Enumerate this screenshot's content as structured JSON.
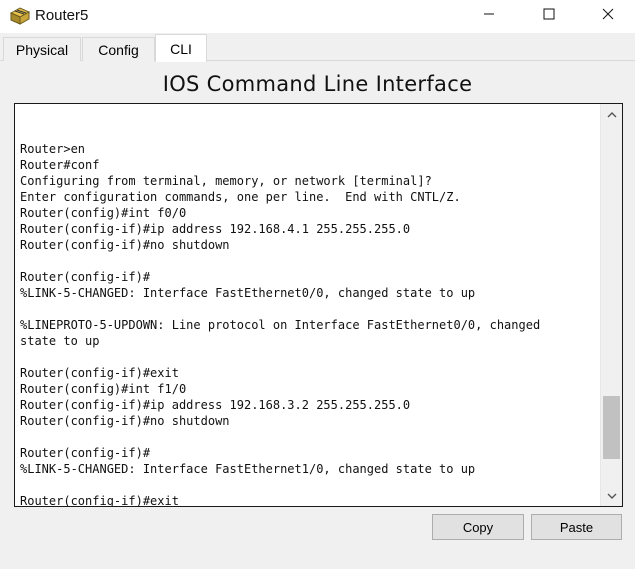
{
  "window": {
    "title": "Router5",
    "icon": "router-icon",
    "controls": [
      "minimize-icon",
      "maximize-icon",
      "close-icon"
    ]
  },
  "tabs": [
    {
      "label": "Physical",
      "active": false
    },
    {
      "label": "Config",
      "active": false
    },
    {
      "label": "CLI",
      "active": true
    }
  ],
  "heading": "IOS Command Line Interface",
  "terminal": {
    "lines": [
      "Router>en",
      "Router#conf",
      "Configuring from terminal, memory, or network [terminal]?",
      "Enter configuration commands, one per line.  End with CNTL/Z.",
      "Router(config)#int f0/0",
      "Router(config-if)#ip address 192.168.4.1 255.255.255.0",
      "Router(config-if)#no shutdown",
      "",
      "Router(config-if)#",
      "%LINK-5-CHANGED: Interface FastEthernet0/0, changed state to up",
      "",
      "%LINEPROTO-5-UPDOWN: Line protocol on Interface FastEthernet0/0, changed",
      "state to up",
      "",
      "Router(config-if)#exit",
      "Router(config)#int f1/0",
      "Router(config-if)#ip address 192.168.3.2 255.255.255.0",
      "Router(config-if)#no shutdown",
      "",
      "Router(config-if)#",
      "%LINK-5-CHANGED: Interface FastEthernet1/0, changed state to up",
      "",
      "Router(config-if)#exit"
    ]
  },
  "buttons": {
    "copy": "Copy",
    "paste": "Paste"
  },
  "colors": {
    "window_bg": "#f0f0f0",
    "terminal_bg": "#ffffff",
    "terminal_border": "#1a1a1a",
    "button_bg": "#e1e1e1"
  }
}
::::
→ Given exercise
List all lines above in which the string "Interface" appears.

→ Solved exercise
  "heading": "IOS Command Line Interface",
      "%LINK-5-CHANGED: Interface FastEthernet0/0, changed state to up",
      "%LINEPROTO-5-UPDOWN: Line protocol on Interface FastEthernet0/0, changed",
      "%LINK-5-CHANGED: Interface FastEthernet1/0, changed state to up",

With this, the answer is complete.